▼▼▼
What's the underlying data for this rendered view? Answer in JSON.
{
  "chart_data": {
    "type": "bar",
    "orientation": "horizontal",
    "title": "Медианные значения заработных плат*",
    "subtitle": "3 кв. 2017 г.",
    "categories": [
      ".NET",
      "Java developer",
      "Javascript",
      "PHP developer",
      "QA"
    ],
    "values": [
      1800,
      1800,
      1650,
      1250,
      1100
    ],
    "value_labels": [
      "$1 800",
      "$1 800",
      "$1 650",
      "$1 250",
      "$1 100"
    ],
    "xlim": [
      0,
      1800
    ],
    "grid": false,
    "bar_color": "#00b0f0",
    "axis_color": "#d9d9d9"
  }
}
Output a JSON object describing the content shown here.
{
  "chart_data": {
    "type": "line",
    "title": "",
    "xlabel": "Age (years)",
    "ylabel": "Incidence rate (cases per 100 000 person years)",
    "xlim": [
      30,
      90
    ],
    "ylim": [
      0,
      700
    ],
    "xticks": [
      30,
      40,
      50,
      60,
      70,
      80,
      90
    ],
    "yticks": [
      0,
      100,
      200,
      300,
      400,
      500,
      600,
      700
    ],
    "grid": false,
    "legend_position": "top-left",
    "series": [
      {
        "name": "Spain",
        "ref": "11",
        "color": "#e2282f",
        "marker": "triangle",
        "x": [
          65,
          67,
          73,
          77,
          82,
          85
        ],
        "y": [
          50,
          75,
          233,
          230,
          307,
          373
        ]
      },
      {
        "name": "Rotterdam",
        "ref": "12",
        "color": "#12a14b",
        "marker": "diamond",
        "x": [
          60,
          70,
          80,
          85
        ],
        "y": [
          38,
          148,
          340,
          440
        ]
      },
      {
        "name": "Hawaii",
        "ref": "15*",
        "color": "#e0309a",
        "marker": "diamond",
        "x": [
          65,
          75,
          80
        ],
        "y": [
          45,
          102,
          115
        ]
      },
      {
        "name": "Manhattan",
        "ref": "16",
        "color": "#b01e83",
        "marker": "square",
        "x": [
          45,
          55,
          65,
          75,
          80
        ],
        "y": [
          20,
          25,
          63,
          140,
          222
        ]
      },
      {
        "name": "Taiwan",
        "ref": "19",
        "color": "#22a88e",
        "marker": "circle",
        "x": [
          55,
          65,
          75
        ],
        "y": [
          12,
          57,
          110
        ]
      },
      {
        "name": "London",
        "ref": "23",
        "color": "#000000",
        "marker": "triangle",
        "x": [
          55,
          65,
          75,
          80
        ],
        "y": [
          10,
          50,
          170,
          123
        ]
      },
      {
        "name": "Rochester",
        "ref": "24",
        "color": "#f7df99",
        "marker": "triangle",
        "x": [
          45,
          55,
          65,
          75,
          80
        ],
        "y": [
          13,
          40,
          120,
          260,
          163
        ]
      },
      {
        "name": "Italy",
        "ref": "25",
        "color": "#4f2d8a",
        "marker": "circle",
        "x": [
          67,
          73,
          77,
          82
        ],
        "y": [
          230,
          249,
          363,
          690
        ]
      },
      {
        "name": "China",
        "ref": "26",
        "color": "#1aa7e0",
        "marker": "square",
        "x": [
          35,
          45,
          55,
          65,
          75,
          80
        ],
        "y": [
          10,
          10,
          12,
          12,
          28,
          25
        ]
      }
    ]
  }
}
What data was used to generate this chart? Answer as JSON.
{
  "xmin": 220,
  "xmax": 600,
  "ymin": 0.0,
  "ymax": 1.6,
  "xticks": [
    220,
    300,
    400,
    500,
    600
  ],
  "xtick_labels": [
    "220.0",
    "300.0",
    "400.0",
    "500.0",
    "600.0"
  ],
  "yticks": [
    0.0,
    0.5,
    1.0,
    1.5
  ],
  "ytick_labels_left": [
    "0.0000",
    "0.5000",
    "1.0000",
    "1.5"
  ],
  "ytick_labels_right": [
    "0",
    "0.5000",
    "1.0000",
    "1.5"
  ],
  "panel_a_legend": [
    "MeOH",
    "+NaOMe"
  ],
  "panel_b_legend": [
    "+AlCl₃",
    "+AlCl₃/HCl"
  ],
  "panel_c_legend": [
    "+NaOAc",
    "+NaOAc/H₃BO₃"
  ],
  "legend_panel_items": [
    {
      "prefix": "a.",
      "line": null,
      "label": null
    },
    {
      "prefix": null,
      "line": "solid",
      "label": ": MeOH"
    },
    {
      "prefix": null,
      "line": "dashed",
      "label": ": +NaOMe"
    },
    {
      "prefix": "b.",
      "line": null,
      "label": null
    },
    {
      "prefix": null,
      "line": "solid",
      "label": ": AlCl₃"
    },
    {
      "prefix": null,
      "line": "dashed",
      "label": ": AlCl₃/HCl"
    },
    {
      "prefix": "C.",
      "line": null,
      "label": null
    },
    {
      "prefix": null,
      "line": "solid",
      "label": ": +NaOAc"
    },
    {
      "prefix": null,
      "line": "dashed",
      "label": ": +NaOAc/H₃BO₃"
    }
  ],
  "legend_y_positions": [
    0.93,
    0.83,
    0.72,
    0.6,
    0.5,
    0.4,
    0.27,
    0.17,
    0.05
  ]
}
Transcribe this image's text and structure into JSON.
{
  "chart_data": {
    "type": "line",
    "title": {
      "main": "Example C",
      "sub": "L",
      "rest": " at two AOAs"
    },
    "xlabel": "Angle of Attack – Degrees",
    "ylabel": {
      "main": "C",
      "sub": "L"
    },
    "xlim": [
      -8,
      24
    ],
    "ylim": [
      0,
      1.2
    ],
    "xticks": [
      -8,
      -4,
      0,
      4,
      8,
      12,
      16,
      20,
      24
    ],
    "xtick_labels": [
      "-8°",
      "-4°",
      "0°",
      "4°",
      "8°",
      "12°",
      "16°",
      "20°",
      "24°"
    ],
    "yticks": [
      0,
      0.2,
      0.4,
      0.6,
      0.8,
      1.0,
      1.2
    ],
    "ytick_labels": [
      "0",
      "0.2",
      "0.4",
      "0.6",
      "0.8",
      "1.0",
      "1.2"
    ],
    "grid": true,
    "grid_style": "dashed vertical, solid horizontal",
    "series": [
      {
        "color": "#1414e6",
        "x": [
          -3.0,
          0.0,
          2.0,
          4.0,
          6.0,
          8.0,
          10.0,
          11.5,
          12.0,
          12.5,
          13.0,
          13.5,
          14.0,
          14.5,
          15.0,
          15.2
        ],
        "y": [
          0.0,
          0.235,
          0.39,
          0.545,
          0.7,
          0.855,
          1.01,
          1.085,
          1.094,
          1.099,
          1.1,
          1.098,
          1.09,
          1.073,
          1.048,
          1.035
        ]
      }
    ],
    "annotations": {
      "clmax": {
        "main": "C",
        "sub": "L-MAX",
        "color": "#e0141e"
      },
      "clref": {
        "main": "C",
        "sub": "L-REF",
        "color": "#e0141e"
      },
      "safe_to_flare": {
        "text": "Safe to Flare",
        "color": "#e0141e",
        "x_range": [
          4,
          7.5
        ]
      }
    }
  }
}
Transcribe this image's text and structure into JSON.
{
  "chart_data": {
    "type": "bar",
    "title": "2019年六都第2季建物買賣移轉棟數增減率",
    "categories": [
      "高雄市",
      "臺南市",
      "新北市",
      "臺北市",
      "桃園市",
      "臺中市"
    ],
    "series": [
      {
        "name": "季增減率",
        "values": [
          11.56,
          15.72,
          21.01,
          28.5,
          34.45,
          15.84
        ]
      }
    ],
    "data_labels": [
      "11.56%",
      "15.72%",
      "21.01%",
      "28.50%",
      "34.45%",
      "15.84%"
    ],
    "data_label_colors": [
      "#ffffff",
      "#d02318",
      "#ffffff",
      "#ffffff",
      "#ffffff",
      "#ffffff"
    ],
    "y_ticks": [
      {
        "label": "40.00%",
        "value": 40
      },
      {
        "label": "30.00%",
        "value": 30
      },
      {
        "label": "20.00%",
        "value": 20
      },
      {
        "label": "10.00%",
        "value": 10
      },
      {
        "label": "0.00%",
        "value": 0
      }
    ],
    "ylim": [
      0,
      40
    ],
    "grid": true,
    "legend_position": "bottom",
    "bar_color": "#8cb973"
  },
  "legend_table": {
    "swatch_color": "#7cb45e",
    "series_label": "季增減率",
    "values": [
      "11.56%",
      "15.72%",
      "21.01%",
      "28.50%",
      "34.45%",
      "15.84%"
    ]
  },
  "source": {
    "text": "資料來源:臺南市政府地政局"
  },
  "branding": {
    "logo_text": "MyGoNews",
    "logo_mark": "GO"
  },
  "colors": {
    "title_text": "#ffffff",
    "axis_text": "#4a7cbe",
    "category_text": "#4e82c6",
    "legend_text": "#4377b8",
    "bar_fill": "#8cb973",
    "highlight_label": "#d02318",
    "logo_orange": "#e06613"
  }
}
▲▲▲
Given exercise: Check each line of the records above for the string "What", and report every line that has it.

Exercise response:
What's the underlying data for this rendered view? Answer in JSON.
What data was used to generate this chart? Answer as JSON.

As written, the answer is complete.